(Recorded data)
▽
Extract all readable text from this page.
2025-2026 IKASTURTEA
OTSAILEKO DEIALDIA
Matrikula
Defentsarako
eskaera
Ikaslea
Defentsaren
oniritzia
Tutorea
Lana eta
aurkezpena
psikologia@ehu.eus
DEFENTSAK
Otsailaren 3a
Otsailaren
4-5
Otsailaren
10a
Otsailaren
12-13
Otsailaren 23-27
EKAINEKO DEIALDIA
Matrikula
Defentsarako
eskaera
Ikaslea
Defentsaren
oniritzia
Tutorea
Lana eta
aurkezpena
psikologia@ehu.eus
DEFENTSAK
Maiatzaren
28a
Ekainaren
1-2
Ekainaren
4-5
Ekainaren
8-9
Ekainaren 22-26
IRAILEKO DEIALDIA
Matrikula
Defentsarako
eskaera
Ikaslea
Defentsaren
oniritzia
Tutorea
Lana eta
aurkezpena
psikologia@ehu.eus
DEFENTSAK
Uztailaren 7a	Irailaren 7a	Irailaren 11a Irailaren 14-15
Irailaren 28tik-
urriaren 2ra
△
— Given problem —
Write the data back out verbatim.

— Task response —
Extract all readable text from this page.
2025-2026 IKASTURTEA
OTSAILEKO DEIALDIA
Matrikula
Defentsarako
eskaera
Ikaslea
Defentsaren
oniritzia
Tutorea
Lana eta
aurkezpena
psikologia@ehu.eus
DEFENTSAK
Otsailaren 3a
Otsailaren
4-5
Otsailaren
10a
Otsailaren
12-13
Otsailaren 23-27
EKAINEKO DEIALDIA
Matrikula
Defentsarako
eskaera
Ikaslea
Defentsaren
oniritzia
Tutorea
Lana eta
aurkezpena
psikologia@ehu.eus
DEFENTSAK
Maiatzaren
28a
Ekainaren
1-2
Ekainaren
4-5
Ekainaren
8-9
Ekainaren 22-26
IRAILEKO DEIALDIA
Matrikula
Defentsarako
eskaera
Ikaslea
Defentsaren
oniritzia
Tutorea
Lana eta
aurkezpena
psikologia@ehu.eus
DEFENTSAK
Uztailaren 7a	Irailaren 7a	Irailaren 11a Irailaren 14-15
Irailaren 28tik-
urriaren 2ra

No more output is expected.